[Written exercise]: Every record must be written out once more, with nothing added or omitted.

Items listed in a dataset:
<<<<

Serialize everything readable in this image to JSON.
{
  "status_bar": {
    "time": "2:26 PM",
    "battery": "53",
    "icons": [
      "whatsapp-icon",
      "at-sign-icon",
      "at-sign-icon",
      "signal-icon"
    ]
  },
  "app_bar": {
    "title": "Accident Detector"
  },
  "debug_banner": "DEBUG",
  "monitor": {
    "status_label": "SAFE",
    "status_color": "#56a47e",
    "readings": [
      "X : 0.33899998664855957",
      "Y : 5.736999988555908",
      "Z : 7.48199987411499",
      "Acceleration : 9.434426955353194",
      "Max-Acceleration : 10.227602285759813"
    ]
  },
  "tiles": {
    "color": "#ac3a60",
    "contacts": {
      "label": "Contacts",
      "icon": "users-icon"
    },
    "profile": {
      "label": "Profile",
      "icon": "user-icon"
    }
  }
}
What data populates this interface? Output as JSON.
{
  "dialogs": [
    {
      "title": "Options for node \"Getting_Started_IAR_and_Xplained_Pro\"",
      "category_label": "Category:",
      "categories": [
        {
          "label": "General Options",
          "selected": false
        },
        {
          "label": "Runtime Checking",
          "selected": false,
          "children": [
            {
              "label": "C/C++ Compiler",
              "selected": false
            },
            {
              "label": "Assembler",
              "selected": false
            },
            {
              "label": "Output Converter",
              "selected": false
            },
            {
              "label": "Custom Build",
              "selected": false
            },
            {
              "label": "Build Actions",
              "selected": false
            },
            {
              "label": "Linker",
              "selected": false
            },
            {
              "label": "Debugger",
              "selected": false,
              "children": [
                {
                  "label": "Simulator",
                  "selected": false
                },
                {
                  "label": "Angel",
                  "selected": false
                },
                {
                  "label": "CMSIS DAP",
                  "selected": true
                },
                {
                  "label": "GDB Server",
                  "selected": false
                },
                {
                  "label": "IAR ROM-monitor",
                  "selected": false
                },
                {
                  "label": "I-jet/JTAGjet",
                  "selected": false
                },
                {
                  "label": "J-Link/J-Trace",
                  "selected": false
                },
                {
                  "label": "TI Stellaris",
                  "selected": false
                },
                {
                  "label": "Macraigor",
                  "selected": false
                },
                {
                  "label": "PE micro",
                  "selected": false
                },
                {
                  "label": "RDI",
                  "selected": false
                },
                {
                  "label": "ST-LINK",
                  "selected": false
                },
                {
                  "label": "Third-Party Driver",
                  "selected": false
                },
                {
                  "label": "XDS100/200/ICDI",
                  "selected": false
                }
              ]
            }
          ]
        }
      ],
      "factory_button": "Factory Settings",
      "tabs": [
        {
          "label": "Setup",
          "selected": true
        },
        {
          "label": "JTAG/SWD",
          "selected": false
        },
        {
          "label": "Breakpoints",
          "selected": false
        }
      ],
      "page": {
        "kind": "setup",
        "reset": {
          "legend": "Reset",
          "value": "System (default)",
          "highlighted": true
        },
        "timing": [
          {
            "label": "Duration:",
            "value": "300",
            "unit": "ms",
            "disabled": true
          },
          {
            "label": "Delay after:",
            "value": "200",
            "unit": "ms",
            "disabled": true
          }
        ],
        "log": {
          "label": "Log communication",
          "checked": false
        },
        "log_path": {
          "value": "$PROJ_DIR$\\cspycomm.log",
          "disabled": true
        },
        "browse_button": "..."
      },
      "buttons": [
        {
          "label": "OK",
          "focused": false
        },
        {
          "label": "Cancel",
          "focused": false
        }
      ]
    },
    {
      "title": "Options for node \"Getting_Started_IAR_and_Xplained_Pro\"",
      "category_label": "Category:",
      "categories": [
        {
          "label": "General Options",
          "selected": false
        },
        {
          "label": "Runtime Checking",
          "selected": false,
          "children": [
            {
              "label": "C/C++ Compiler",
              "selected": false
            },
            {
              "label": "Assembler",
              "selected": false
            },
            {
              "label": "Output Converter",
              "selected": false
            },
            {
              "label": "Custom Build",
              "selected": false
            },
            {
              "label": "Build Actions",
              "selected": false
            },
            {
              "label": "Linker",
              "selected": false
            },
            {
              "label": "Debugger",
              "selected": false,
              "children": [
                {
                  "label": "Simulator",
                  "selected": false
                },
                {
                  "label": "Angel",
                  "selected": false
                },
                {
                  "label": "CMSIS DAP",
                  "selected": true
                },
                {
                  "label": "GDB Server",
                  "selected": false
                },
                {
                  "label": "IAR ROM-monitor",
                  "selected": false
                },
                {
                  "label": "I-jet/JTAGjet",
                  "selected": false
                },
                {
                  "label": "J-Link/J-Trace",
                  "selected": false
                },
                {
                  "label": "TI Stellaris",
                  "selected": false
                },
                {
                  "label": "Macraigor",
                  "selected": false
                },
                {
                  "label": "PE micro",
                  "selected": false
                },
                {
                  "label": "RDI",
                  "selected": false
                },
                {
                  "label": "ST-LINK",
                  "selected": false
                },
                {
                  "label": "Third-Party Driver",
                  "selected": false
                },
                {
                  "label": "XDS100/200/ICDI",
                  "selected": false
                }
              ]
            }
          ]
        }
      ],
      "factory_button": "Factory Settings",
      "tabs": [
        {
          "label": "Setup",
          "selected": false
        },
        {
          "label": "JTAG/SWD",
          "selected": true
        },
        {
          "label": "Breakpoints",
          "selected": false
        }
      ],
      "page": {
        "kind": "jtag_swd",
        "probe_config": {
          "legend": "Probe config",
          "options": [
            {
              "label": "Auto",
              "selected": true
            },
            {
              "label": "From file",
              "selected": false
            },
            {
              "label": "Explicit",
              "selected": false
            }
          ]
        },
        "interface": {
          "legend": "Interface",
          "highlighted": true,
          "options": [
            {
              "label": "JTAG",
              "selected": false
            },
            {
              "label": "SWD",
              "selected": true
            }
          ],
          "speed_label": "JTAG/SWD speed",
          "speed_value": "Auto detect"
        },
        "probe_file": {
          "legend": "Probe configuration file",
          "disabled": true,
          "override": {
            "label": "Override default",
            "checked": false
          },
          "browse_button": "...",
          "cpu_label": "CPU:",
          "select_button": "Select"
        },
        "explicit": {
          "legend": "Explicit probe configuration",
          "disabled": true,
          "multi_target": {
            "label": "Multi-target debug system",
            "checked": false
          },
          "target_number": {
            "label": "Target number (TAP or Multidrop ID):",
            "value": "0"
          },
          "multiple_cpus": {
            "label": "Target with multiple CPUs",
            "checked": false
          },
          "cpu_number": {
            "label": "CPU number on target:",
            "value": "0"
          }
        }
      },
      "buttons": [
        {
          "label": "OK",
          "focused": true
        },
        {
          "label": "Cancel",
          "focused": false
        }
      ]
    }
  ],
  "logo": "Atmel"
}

>>>>

[Output for this exercise]:
Serialize everything readable in this image to JSON.
{
  "status_bar": {
    "time": "2:26 PM",
    "battery": "53",
    "icons": [
      "whatsapp-icon",
      "at-sign-icon",
      "at-sign-icon",
      "signal-icon"
    ]
  },
  "app_bar": {
    "title": "Accident Detector"
  },
  "debug_banner": "DEBUG",
  "monitor": {
    "status_label": "SAFE",
    "status_color": "#56a47e",
    "readings": [
      "X : 0.33899998664855957",
      "Y : 5.736999988555908",
      "Z : 7.48199987411499",
      "Acceleration : 9.434426955353194",
      "Max-Acceleration : 10.227602285759813"
    ]
  },
  "tiles": {
    "color": "#ac3a60",
    "contacts": {
      "label": "Contacts",
      "icon": "users-icon"
    },
    "profile": {
      "label": "Profile",
      "icon": "user-icon"
    }
  }
}
What data populates this interface? Output as JSON.
{
  "dialogs": [
    {
      "title": "Options for node \"Getting_Started_IAR_and_Xplained_Pro\"",
      "category_label": "Category:",
      "categories": [
        {
          "label": "General Options",
          "selected": false
        },
        {
          "label": "Runtime Checking",
          "selected": false,
          "children": [
            {
              "label": "C/C++ Compiler",
              "selected": false
            },
            {
              "label": "Assembler",
              "selected": false
            },
            {
              "label": "Output Converter",
              "selected": false
            },
            {
              "label": "Custom Build",
              "selected": false
            },
            {
              "label": "Build Actions",
              "selected": false
            },
            {
              "label": "Linker",
              "selected": false
            },
            {
              "label": "Debugger",
              "selected": false,
              "children": [
                {
                  "label": "Simulator",
                  "selected": false
                },
                {
                  "label": "Angel",
                  "selected": false
                },
                {
                  "label": "CMSIS DAP",
                  "selected": true
                },
                {
                  "label": "GDB Server",
                  "selected": false
                },
                {
                  "label": "IAR ROM-monitor",
                  "selected": false
                },
                {
                  "label": "I-jet/JTAGjet",
                  "selected": false
                },
                {
                  "label": "J-Link/J-Trace",
                  "selected": false
                },
                {
                  "label": "TI Stellaris",
                  "selected": false
                },
                {
                  "label": "Macraigor",
                  "selected": false
                },
                {
                  "label": "PE micro",
                  "selected": false
                },
                {
                  "label": "RDI",
                  "selected": false
                },
                {
                  "label": "ST-LINK",
                  "selected": false
                },
                {
                  "label": "Third-Party Driver",
                  "selected": false
                },
                {
                  "label": "XDS100/200/ICDI",
                  "selected": false
                }
              ]
            }
          ]
        }
      ],
      "factory_button": "Factory Settings",
      "tabs": [
        {
          "label": "Setup",
          "selected": true
        },
        {
          "label": "JTAG/SWD",
          "selected": false
        },
        {
          "label": "Breakpoints",
          "selected": false
        }
      ],
      "page": {
        "kind": "setup",
        "reset": {
          "legend": "Reset",
          "value": "System (default)",
          "highlighted": true
        },
        "timing": [
          {
            "label": "Duration:",
            "value": "300",
            "unit": "ms",
            "disabled": true
          },
          {
            "label": "Delay after:",
            "value": "200",
            "unit": "ms",
            "disabled": true
          }
        ],
        "log": {
          "label": "Log communication",
          "checked": false
        },
        "log_path": {
          "value": "$PROJ_DIR$\\cspycomm.log",
          "disabled": true
        },
        "browse_button": "..."
      },
      "buttons": [
        {
          "label": "OK",
          "focused": false
        },
        {
          "label": "Cancel",
          "focused": false
        }
      ]
    },
    {
      "title": "Options for node \"Getting_Started_IAR_and_Xplained_Pro\"",
      "category_label": "Category:",
      "categories": [
        {
          "label": "General Options",
          "selected": false
        },
        {
          "label": "Runtime Checking",
          "selected": false,
          "children": [
            {
              "label": "C/C++ Compiler",
              "selected": false
            },
            {
              "label": "Assembler",
              "selected": false
            },
            {
              "label": "Output Converter",
              "selected": false
            },
            {
              "label": "Custom Build",
              "selected": false
            },
            {
              "label": "Build Actions",
              "selected": false
            },
            {
              "label": "Linker",
              "selected": false
            },
            {
              "label": "Debugger",
              "selected": false,
              "children": [
                {
                  "label": "Simulator",
                  "selected": false
                },
                {
                  "label": "Angel",
                  "selected": false
                },
                {
                  "label": "CMSIS DAP",
                  "selected": true
                },
                {
                  "label": "GDB Server",
                  "selected": false
                },
                {
                  "label": "IAR ROM-monitor",
                  "selected": false
                },
                {
                  "label": "I-jet/JTAGjet",
                  "selected": false
                },
                {
                  "label": "J-Link/J-Trace",
                  "selected": false
                },
                {
                  "label": "TI Stellaris",
                  "selected": false
                },
                {
                  "label": "Macraigor",
                  "selected": false
                },
                {
                  "label": "PE micro",
                  "selected": false
                },
                {
                  "label": "RDI",
                  "selected": false
                },
                {
                  "label": "ST-LINK",
                  "selected": false
                },
                {
                  "label": "Third-Party Driver",
                  "selected": false
                },
                {
                  "label": "XDS100/200/ICDI",
                  "selected": false
                }
              ]
            }
          ]
        }
      ],
      "factory_button": "Factory Settings",
      "tabs": [
        {
          "label": "Setup",
          "selected": false
        },
        {
          "label": "JTAG/SWD",
          "selected": true
        },
        {
          "label": "Breakpoints",
          "selected": false
        }
      ],
      "page": {
        "kind": "jtag_swd",
        "probe_config": {
          "legend": "Probe config",
          "options": [
            {
              "label": "Auto",
              "selected": true
            },
            {
              "label": "From file",
              "selected": false
            },
            {
              "label": "Explicit",
              "selected": false
            }
          ]
        },
        "interface": {
          "legend": "Interface",
          "highlighted": true,
          "options": [
            {
              "label": "JTAG",
              "selected": false
            },
            {
              "label": "SWD",
              "selected": true
            }
          ],
          "speed_label": "JTAG/SWD speed",
          "speed_value": "Auto detect"
        },
        "probe_file": {
          "legend": "Probe configuration file",
          "disabled": true,
          "override": {
            "label": "Override default",
            "checked": false
          },
          "browse_button": "...",
          "cpu_label": "CPU:",
          "select_button": "Select"
        },
        "explicit": {
          "legend": "Explicit probe configuration",
          "disabled": true,
          "multi_target": {
            "label": "Multi-target debug system",
            "checked": false
          },
          "target_number": {
            "label": "Target number (TAP or Multidrop ID):",
            "value": "0"
          },
          "multiple_cpus": {
            "label": "Target with multiple CPUs",
            "checked": false
          },
          "cpu_number": {
            "label": "CPU number on target:",
            "value": "0"
          }
        }
      },
      "buttons": [
        {
          "label": "OK",
          "focused": true
        },
        {
          "label": "Cancel",
          "focused": false
        }
      ]
    }
  ],
  "logo": "Atmel"
}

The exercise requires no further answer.